------ Material provided
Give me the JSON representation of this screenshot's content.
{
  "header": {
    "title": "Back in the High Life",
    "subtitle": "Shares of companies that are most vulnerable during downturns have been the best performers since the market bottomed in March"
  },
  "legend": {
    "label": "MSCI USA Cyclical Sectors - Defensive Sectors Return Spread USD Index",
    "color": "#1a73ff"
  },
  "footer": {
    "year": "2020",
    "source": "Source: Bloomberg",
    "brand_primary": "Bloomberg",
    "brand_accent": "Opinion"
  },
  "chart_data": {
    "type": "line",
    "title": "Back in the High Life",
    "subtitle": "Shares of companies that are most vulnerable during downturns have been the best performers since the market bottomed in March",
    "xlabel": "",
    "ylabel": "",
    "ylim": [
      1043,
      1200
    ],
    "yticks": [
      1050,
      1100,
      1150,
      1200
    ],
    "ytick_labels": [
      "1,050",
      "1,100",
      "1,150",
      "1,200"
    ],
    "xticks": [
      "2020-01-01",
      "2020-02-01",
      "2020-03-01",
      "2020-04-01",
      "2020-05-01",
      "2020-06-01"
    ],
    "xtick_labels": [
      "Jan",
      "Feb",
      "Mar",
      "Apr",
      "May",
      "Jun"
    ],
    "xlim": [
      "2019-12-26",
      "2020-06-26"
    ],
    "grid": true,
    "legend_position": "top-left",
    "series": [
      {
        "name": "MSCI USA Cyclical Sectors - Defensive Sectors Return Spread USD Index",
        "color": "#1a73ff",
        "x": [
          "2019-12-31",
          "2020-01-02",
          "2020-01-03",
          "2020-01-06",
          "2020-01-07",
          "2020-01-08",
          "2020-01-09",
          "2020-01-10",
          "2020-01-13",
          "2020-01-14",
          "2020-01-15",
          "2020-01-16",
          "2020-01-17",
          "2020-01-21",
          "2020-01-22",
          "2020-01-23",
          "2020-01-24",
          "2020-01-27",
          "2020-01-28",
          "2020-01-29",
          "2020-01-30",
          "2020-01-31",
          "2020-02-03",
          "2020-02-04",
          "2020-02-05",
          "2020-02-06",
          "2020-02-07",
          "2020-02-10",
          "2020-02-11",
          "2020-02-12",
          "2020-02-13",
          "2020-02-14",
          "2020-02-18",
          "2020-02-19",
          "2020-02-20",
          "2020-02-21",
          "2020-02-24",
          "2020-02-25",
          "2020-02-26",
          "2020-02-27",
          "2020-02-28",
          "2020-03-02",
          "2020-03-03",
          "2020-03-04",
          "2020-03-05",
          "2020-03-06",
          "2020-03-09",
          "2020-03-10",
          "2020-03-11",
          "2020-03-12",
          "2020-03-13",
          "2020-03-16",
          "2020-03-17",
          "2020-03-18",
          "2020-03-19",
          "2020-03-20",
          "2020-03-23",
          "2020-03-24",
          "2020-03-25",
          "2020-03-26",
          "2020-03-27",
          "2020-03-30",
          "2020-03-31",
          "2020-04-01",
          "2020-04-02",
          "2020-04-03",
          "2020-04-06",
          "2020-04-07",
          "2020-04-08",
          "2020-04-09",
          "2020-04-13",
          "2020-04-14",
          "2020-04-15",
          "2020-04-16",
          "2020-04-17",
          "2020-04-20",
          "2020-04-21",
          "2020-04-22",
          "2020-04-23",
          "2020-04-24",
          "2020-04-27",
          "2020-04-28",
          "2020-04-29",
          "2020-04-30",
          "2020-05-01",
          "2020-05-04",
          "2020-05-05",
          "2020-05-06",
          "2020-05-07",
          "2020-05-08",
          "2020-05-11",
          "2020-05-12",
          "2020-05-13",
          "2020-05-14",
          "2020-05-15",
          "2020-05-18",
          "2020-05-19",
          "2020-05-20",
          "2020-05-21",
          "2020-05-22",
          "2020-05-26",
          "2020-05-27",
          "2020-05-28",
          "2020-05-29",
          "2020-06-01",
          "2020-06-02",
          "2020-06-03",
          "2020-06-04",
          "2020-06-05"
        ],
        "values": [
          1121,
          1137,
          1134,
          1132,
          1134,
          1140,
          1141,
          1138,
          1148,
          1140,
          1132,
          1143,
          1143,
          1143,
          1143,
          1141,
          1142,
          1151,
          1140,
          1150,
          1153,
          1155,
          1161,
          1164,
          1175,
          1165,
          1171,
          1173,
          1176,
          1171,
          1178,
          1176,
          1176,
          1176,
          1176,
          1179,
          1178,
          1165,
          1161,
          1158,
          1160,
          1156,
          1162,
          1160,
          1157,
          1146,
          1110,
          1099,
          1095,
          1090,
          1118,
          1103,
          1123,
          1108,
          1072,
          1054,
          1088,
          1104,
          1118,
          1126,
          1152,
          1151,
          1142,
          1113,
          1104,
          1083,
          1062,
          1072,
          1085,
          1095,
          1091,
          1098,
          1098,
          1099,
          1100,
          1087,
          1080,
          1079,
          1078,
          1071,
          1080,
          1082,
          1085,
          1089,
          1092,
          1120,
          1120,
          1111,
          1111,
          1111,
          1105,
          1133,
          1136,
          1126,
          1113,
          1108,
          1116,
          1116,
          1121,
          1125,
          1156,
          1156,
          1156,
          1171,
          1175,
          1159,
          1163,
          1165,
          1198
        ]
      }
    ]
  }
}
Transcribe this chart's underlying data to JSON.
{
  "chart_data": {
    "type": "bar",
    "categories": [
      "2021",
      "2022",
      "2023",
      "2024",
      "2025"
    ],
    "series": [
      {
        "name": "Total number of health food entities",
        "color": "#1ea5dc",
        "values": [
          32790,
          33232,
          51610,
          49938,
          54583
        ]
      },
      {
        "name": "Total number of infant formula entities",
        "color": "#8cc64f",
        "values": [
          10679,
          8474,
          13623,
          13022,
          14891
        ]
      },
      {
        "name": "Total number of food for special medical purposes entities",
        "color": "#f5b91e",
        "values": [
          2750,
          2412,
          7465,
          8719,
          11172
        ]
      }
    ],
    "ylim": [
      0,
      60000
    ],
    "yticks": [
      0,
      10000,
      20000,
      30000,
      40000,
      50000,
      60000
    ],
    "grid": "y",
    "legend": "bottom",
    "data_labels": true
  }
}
------------
» Written exercise
Quote verbatim the line containing "Transcribe this chart's" and every line after it through the end of the records above.

» Written reply
Transcribe this chart's underlying data to JSON.
{
  "chart_data": {
    "type": "bar",
    "categories": [
      "2021",
      "2022",
      "2023",
      "2024",
      "2025"
    ],
    "series": [
      {
        "name": "Total number of health food entities",
        "color": "#1ea5dc",
        "values": [
          32790,
          33232,
          51610,
          49938,
          54583
        ]
      },
      {
        "name": "Total number of infant formula entities",
        "color": "#8cc64f",
        "values": [
          10679,
          8474,
          13623,
          13022,
          14891
        ]
      },
      {
        "name": "Total number of food for special medical purposes entities",
        "color": "#f5b91e",
        "values": [
          2750,
          2412,
          7465,
          8719,
          11172
        ]
      }
    ],
    "ylim": [
      0,
      60000
    ],
    "yticks": [
      0,
      10000,
      20000,
      30000,
      40000,
      50000,
      60000
    ],
    "grid": "y",
    "legend": "bottom",
    "data_labels": true
  }
}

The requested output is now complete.